## BEGIN GIVEN RECORDS

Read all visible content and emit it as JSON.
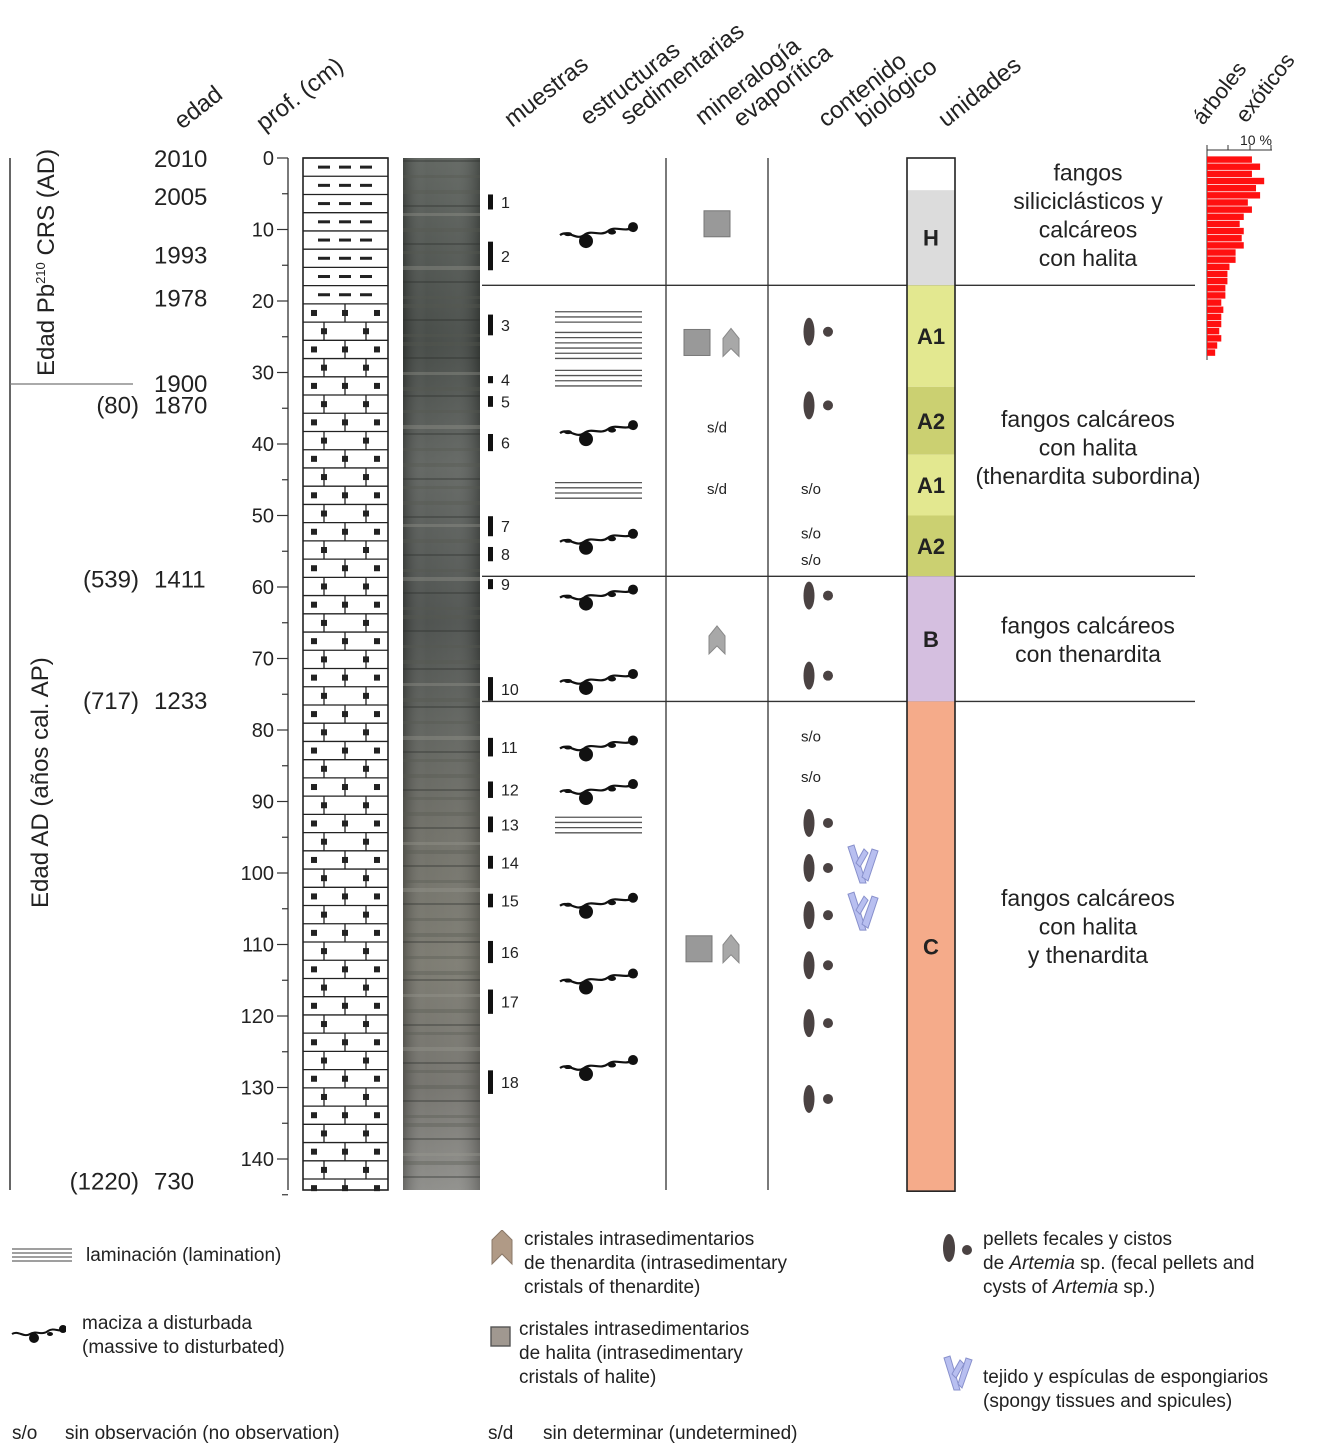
{
  "headers": {
    "edad": "edad",
    "prof": "prof. (cm)",
    "muestras": "muestras",
    "estructuras": [
      "estructuras",
      "sedimentarias"
    ],
    "mineralogia": [
      "mineralogía",
      "evaporítica"
    ],
    "contenido": [
      "contenido",
      "biológico"
    ],
    "unidades": "unidades",
    "arboles": [
      "árboles",
      "exóticos"
    ]
  },
  "pollen_scale": "10 %",
  "age_axis": {
    "pb_label": "Edad Pb",
    "pb_sup": "210",
    "pb_label_end": " CRS (AD)",
    "ap_label": "Edad AD (años cal. AP)"
  },
  "ages": [
    {
      "depth": 0,
      "label": "2010"
    },
    {
      "depth": 5.3,
      "label": "2005"
    },
    {
      "depth": 13.5,
      "label": "1993"
    },
    {
      "depth": 19.5,
      "label": "1978"
    },
    {
      "depth": 31.5,
      "label": "1900"
    },
    {
      "depth": 34.5,
      "bp": "(80)",
      "label": "1870"
    },
    {
      "depth": 58.8,
      "bp": "(539)",
      "label": "1411"
    },
    {
      "depth": 75.8,
      "bp": "(717)",
      "label": "1233"
    },
    {
      "depth": 143,
      "bp": "(1220)",
      "label": "730"
    }
  ],
  "depth_ticks": [
    "0",
    "10",
    "20",
    "30",
    "40",
    "50",
    "60",
    "70",
    "80",
    "90",
    "100",
    "110",
    "120",
    "130",
    "140"
  ],
  "samples": [
    {
      "id": "1",
      "top": 5.1,
      "bottom": 7.2
    },
    {
      "id": "2",
      "top": 11.7,
      "bottom": 15.7
    },
    {
      "id": "3",
      "top": 21.9,
      "bottom": 24.8
    },
    {
      "id": "4",
      "top": 30.5,
      "bottom": 31.5
    },
    {
      "id": "5",
      "top": 33.3,
      "bottom": 34.8
    },
    {
      "id": "6",
      "top": 38.6,
      "bottom": 41.0
    },
    {
      "id": "7",
      "top": 50.1,
      "bottom": 52.9
    },
    {
      "id": "8",
      "top": 54.4,
      "bottom": 56.4
    },
    {
      "id": "9",
      "top": 58.9,
      "bottom": 60.3
    },
    {
      "id": "10",
      "top": 72.6,
      "bottom": 75.9
    },
    {
      "id": "11",
      "top": 81.1,
      "bottom": 83.7
    },
    {
      "id": "12",
      "top": 87.2,
      "bottom": 89.5
    },
    {
      "id": "13",
      "top": 92.1,
      "bottom": 94.3
    },
    {
      "id": "14",
      "top": 97.6,
      "bottom": 99.4
    },
    {
      "id": "15",
      "top": 102.9,
      "bottom": 104.8
    },
    {
      "id": "16",
      "top": 109.5,
      "bottom": 112.6
    },
    {
      "id": "17",
      "top": 116.3,
      "bottom": 119.7
    },
    {
      "id": "18",
      "top": 127.6,
      "bottom": 130.9
    }
  ],
  "structures": [
    {
      "type": "massive",
      "depth": 10.5
    },
    {
      "type": "lamination",
      "depth": 21.5,
      "lines": 3
    },
    {
      "type": "lamination",
      "depth": 24.4,
      "lines": 6
    },
    {
      "type": "lamination",
      "depth": 29.7,
      "lines": 4
    },
    {
      "type": "massive",
      "depth": 38.2
    },
    {
      "type": "lamination",
      "depth": 45.4,
      "lines": 4
    },
    {
      "type": "massive",
      "depth": 53.4
    },
    {
      "type": "massive",
      "depth": 61.2
    },
    {
      "type": "massive",
      "depth": 73.0
    },
    {
      "type": "massive",
      "depth": 82.3
    },
    {
      "type": "massive",
      "depth": 88.4
    },
    {
      "type": "lamination",
      "depth": 92.2,
      "lines": 4
    },
    {
      "type": "massive",
      "depth": 104.3
    },
    {
      "type": "massive",
      "depth": 114.9
    },
    {
      "type": "massive",
      "depth": 127.0
    }
  ],
  "mineralogy": [
    {
      "type": "halite",
      "depth": 9.2,
      "offset": 0
    },
    {
      "type": "halite",
      "depth": 25.8,
      "offset": -20
    },
    {
      "type": "thenardite",
      "depth": 25.8,
      "offset": 14
    },
    {
      "type": "text",
      "depth": 37.7,
      "text": "s/d"
    },
    {
      "type": "text",
      "depth": 46.3,
      "text": "s/d"
    },
    {
      "type": "thenardite",
      "depth": 67.4,
      "offset": 0
    },
    {
      "type": "halite",
      "depth": 110.6,
      "offset": -18
    },
    {
      "type": "thenardite",
      "depth": 110.6,
      "offset": 14
    }
  ],
  "biological": [
    {
      "type": "pellets",
      "depth": 24.3
    },
    {
      "type": "pellets",
      "depth": 34.6
    },
    {
      "type": "text",
      "depth": 46.3,
      "text": "s/o"
    },
    {
      "type": "text",
      "depth": 52.5,
      "text": "s/o"
    },
    {
      "type": "text",
      "depth": 56.2,
      "text": "s/o"
    },
    {
      "type": "pellets",
      "depth": 61.2
    },
    {
      "type": "pellets",
      "depth": 72.4
    },
    {
      "type": "text",
      "depth": 80.9,
      "text": "s/o"
    },
    {
      "type": "text",
      "depth": 86.6,
      "text": "s/o"
    },
    {
      "type": "pellets",
      "depth": 93.0
    },
    {
      "type": "pellets",
      "depth": 99.3,
      "sponge": true
    },
    {
      "type": "pellets",
      "depth": 105.9,
      "sponge": true
    },
    {
      "type": "pellets",
      "depth": 112.9
    },
    {
      "type": "pellets",
      "depth": 121.0
    },
    {
      "type": "pellets",
      "depth": 131.6
    }
  ],
  "units": [
    {
      "label": "",
      "top": 0,
      "bottom": 4.5,
      "color": "#ffffff"
    },
    {
      "label": "H",
      "top": 4.5,
      "bottom": 17.8,
      "color": "#dcdcdc"
    },
    {
      "label": "A1",
      "top": 17.8,
      "bottom": 32.0,
      "color": "#e3e890"
    },
    {
      "label": "A2",
      "top": 32.0,
      "bottom": 41.5,
      "color": "#cbd071"
    },
    {
      "label": "A1",
      "top": 41.5,
      "bottom": 50.0,
      "color": "#e3e890"
    },
    {
      "label": "A2",
      "top": 50.0,
      "bottom": 58.5,
      "color": "#cbd071"
    },
    {
      "label": "B",
      "top": 58.5,
      "bottom": 76.0,
      "color": "#d5bfe0"
    },
    {
      "label": "C",
      "top": 76.0,
      "bottom": 144.5,
      "color": "#f5ab8a"
    }
  ],
  "descriptions": [
    {
      "depth": 8.0,
      "lines": [
        "fangos",
        "siliciclásticos y",
        "calcáreos",
        "con halita"
      ]
    },
    {
      "depth": 40.5,
      "lines": [
        "fangos calcáreos",
        "con halita",
        "(thenardita subordina)"
      ]
    },
    {
      "depth": 67.4,
      "lines": [
        "fangos calcáreos",
        "con thenardita"
      ]
    },
    {
      "depth": 107.5,
      "lines": [
        "fangos calcáreos",
        "con halita",
        "y thenardita"
      ]
    }
  ],
  "boundaries": [
    17.8,
    58.5,
    76.0
  ],
  "pollen": {
    "depths": [
      0.5,
      1.5,
      2.5,
      3.5,
      4.5,
      5.5,
      6.5,
      7.5,
      8.5,
      9.5,
      10.5,
      11.5,
      12.5,
      13.5,
      14.5,
      15.5,
      16.5,
      17.5,
      18.5,
      19.5,
      20.5,
      21.5,
      22.5,
      23.5,
      24.5,
      25.5,
      26.5,
      27.5
    ],
    "values": [
      11,
      13,
      11,
      14,
      12,
      13,
      10,
      11,
      9,
      8,
      9,
      8.5,
      9,
      7,
      7,
      5.5,
      5,
      5,
      4.5,
      4.5,
      3.5,
      4,
      3.5,
      3.5,
      3,
      3.5,
      2.5,
      2
    ],
    "max_tick": 10
  },
  "legend": {
    "lamination": "laminación (lamination)",
    "massive": [
      "maciza a disturbada",
      "(massive to disturbated)"
    ],
    "so_abbr": "s/o",
    "so_text": "sin observación (no observation)",
    "thenardite": [
      "cristales intrasedimentarios",
      "de thenardita (intrasedimentary",
      "cristals of thenardite)"
    ],
    "halite": [
      "cristales intrasedimentarios",
      "de halita (intrasedimentary",
      "cristals of halite)"
    ],
    "sd_abbr": "s/d",
    "sd_text": "sin determinar (undetermined)",
    "pellets_1": "pellets fecales y cistos",
    "pellets_2a": "de ",
    "pellets_2b": "Artemia",
    "pellets_2c": " sp. (fecal pellets and",
    "pellets_3a": "cysts of ",
    "pellets_3b": "Artemia",
    "pellets_3c": " sp.)",
    "sponge": [
      "tejido y espículas de espongiarios",
      "(spongy tissues and spicules)"
    ]
  },
  "colors": {
    "pollen_bar": "#ff1010",
    "halite": "#999999",
    "thenardite": "#a8a8a8",
    "sponge": "#b8bff0",
    "pellet": "#4a4242"
  }
}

## END GIVEN RECORDS

OBJECTIVE:
From the data above, pick out each line containing "cristals" and copy it.

TASK SOLUTION:
      "cristals of thenardite)"
      "cristals of halite)"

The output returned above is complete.